** YOUR GOAL **
Give only the number of lines in the records below that contain the word "JSON".

(Collected data)
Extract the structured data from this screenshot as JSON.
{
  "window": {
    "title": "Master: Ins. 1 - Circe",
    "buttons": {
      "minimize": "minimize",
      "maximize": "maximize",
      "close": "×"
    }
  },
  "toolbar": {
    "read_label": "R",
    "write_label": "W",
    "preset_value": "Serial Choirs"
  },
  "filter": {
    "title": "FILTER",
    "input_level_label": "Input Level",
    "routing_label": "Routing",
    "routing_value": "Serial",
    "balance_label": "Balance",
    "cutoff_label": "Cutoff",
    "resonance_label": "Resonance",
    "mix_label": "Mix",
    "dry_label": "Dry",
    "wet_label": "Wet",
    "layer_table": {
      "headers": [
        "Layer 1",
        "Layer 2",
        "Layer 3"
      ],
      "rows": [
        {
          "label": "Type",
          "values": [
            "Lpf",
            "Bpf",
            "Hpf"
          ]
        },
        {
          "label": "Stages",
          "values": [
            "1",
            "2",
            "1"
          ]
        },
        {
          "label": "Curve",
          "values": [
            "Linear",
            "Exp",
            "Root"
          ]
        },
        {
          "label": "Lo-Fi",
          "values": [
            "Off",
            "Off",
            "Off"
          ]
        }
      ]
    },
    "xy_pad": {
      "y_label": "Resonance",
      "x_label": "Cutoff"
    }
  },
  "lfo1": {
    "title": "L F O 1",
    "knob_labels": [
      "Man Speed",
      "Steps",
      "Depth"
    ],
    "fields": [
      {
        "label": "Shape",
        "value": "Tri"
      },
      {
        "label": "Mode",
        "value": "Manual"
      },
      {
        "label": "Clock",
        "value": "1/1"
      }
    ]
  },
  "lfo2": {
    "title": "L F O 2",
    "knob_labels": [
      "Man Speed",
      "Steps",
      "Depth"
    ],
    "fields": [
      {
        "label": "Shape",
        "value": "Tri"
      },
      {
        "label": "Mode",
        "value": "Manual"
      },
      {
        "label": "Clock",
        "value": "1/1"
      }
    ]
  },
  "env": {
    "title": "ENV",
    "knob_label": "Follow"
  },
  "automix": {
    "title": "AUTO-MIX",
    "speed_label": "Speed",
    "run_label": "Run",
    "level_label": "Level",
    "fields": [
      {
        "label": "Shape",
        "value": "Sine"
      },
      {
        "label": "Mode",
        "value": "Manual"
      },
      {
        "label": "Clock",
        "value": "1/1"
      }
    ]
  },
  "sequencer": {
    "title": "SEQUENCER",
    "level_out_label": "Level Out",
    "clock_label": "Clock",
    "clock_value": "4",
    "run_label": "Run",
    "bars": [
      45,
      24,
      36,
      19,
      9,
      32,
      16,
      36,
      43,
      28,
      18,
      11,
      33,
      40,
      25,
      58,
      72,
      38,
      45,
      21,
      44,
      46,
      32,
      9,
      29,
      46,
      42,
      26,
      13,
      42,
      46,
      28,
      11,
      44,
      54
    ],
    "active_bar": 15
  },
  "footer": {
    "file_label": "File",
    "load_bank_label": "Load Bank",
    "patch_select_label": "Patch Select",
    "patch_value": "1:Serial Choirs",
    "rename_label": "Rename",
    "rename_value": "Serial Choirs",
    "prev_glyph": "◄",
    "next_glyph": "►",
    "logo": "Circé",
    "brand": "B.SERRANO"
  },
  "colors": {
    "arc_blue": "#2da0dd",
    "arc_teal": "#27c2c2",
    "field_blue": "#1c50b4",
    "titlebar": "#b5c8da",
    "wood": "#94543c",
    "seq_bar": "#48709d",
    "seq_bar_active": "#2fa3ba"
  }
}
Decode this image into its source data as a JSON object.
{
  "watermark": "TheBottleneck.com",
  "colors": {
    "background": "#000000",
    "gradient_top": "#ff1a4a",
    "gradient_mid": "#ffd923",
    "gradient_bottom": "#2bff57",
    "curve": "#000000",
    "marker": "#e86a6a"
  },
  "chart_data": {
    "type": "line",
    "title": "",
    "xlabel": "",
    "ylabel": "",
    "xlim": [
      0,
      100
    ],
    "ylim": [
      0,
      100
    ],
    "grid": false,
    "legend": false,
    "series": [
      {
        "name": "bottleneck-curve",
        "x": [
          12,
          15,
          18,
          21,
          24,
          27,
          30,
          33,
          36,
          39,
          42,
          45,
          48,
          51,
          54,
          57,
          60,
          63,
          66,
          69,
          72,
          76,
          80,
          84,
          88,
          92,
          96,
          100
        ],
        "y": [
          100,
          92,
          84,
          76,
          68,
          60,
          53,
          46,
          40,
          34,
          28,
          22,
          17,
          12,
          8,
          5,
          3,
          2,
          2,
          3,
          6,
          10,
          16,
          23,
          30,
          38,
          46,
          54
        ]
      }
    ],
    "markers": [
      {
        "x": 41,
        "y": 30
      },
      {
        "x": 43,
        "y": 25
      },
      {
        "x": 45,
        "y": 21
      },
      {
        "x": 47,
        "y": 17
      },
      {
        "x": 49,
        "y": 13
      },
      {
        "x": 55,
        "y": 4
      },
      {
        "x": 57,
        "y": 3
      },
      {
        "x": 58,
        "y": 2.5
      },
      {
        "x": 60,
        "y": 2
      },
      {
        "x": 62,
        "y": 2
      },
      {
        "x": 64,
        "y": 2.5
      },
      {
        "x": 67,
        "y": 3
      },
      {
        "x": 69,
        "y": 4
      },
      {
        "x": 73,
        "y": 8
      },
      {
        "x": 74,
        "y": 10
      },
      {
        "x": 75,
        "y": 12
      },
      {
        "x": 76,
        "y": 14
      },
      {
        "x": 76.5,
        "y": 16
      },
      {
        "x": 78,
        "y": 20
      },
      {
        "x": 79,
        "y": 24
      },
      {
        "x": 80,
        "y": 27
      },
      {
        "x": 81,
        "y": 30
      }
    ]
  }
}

** EXERCISE RESULT **
2